Stored data entries:
★ ★ ★ ★ ★

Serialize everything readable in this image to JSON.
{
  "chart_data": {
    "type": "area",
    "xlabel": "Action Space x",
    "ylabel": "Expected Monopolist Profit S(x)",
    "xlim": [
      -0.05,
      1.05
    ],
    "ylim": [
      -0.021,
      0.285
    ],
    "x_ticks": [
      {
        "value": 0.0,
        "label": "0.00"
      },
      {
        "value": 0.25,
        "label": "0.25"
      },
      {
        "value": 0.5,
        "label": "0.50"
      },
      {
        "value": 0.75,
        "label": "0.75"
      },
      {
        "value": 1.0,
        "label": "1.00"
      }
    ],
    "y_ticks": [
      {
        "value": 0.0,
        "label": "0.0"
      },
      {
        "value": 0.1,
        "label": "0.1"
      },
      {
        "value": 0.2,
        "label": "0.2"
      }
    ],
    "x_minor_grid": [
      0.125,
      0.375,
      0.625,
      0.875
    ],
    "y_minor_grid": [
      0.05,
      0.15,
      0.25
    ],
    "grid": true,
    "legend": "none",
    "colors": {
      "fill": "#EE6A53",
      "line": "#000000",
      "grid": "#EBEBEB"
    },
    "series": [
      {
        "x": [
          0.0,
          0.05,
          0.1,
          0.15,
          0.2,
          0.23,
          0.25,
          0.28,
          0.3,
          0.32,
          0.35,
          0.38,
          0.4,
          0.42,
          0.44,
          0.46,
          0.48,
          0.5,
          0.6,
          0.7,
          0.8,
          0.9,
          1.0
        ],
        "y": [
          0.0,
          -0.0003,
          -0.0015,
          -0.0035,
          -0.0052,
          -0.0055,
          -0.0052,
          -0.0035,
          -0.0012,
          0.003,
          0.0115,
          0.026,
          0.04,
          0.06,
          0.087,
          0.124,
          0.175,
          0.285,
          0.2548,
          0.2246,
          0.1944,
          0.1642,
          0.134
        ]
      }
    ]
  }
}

★ ★ ★ ★ ★

EXERCISE DESCRIPTION: Give back each line above precisely as it stands.

RESPONSE:
Serialize everything readable in this image to JSON.
{
  "chart_data": {
    "type": "area",
    "xlabel": "Action Space x",
    "ylabel": "Expected Monopolist Profit S(x)",
    "xlim": [
      -0.05,
      1.05
    ],
    "ylim": [
      -0.021,
      0.285
    ],
    "x_ticks": [
      {
        "value": 0.0,
        "label": "0.00"
      },
      {
        "value": 0.25,
        "label": "0.25"
      },
      {
        "value": 0.5,
        "label": "0.50"
      },
      {
        "value": 0.75,
        "label": "0.75"
      },
      {
        "value": 1.0,
        "label": "1.00"
      }
    ],
    "y_ticks": [
      {
        "value": 0.0,
        "label": "0.0"
      },
      {
        "value": 0.1,
        "label": "0.1"
      },
      {
        "value": 0.2,
        "label": "0.2"
      }
    ],
    "x_minor_grid": [
      0.125,
      0.375,
      0.625,
      0.875
    ],
    "y_minor_grid": [
      0.05,
      0.15,
      0.25
    ],
    "grid": true,
    "legend": "none",
    "colors": {
      "fill": "#EE6A53",
      "line": "#000000",
      "grid": "#EBEBEB"
    },
    "series": [
      {
        "x": [
          0.0,
          0.05,
          0.1,
          0.15,
          0.2,
          0.23,
          0.25,
          0.28,
          0.3,
          0.32,
          0.35,
          0.38,
          0.4,
          0.42,
          0.44,
          0.46,
          0.48,
          0.5,
          0.6,
          0.7,
          0.8,
          0.9,
          1.0
        ],
        "y": [
          0.0,
          -0.0003,
          -0.0015,
          -0.0035,
          -0.0052,
          -0.0055,
          -0.0052,
          -0.0035,
          -0.0012,
          0.003,
          0.0115,
          0.026,
          0.04,
          0.06,
          0.087,
          0.124,
          0.175,
          0.285,
          0.2548,
          0.2246,
          0.1944,
          0.1642,
          0.134
        ]
      }
    ]
  }
}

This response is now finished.